**YOUR TASK**
Every line of the material below should be repeated exactly.

Stored data entries
****

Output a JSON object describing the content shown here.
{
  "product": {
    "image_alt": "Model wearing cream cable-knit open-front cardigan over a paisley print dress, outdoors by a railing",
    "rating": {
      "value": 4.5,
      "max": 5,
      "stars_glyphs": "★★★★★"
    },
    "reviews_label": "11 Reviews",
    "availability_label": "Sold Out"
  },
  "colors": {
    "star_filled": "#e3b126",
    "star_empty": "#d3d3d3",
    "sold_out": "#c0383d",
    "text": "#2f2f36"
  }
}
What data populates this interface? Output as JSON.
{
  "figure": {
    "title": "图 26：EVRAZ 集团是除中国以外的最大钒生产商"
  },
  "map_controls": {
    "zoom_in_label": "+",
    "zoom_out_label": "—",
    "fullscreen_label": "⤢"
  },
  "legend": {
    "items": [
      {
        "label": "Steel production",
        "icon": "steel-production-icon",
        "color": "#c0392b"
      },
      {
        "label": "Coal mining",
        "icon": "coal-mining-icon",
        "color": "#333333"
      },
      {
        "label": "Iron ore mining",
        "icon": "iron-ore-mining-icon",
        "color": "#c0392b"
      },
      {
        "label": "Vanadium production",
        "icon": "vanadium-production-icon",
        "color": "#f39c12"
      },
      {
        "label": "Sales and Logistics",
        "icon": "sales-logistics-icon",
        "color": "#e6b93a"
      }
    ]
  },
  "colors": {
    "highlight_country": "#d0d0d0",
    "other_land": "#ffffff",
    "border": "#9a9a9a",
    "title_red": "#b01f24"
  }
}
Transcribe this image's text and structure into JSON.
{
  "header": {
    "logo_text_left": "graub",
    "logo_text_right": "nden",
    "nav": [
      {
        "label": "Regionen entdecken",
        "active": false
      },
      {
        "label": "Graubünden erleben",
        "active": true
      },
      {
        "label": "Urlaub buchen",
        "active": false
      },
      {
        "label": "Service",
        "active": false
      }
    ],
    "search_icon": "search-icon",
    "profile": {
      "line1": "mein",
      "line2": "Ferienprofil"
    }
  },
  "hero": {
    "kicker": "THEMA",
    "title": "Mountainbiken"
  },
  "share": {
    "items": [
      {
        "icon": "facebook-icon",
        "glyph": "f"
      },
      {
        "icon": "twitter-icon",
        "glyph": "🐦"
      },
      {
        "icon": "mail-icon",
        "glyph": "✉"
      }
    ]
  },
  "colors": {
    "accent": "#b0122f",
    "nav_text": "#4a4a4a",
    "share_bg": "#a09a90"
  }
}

****

**EXERCISE RESPONSE**
Output a JSON object describing the content shown here.
{
  "product": {
    "image_alt": "Model wearing cream cable-knit open-front cardigan over a paisley print dress, outdoors by a railing",
    "rating": {
      "value": 4.5,
      "max": 5,
      "stars_glyphs": "★★★★★"
    },
    "reviews_label": "11 Reviews",
    "availability_label": "Sold Out"
  },
  "colors": {
    "star_filled": "#e3b126",
    "star_empty": "#d3d3d3",
    "sold_out": "#c0383d",
    "text": "#2f2f36"
  }
}
What data populates this interface? Output as JSON.
{
  "figure": {
    "title": "图 26：EVRAZ 集团是除中国以外的最大钒生产商"
  },
  "map_controls": {
    "zoom_in_label": "+",
    "zoom_out_label": "—",
    "fullscreen_label": "⤢"
  },
  "legend": {
    "items": [
      {
        "label": "Steel production",
        "icon": "steel-production-icon",
        "color": "#c0392b"
      },
      {
        "label": "Coal mining",
        "icon": "coal-mining-icon",
        "color": "#333333"
      },
      {
        "label": "Iron ore mining",
        "icon": "iron-ore-mining-icon",
        "color": "#c0392b"
      },
      {
        "label": "Vanadium production",
        "icon": "vanadium-production-icon",
        "color": "#f39c12"
      },
      {
        "label": "Sales and Logistics",
        "icon": "sales-logistics-icon",
        "color": "#e6b93a"
      }
    ]
  },
  "colors": {
    "highlight_country": "#d0d0d0",
    "other_land": "#ffffff",
    "border": "#9a9a9a",
    "title_red": "#b01f24"
  }
}
Transcribe this image's text and structure into JSON.
{
  "header": {
    "logo_text_left": "graub",
    "logo_text_right": "nden",
    "nav": [
      {
        "label": "Regionen entdecken",
        "active": false
      },
      {
        "label": "Graubünden erleben",
        "active": true
      },
      {
        "label": "Urlaub buchen",
        "active": false
      },
      {
        "label": "Service",
        "active": false
      }
    ],
    "search_icon": "search-icon",
    "profile": {
      "line1": "mein",
      "line2": "Ferienprofil"
    }
  },
  "hero": {
    "kicker": "THEMA",
    "title": "Mountainbiken"
  },
  "share": {
    "items": [
      {
        "icon": "facebook-icon",
        "glyph": "f"
      },
      {
        "icon": "twitter-icon",
        "glyph": "🐦"
      },
      {
        "icon": "mail-icon",
        "glyph": "✉"
      }
    ]
  },
  "colors": {
    "accent": "#b0122f",
    "nav_text": "#4a4a4a",
    "share_bg": "#a09a90"
  }
}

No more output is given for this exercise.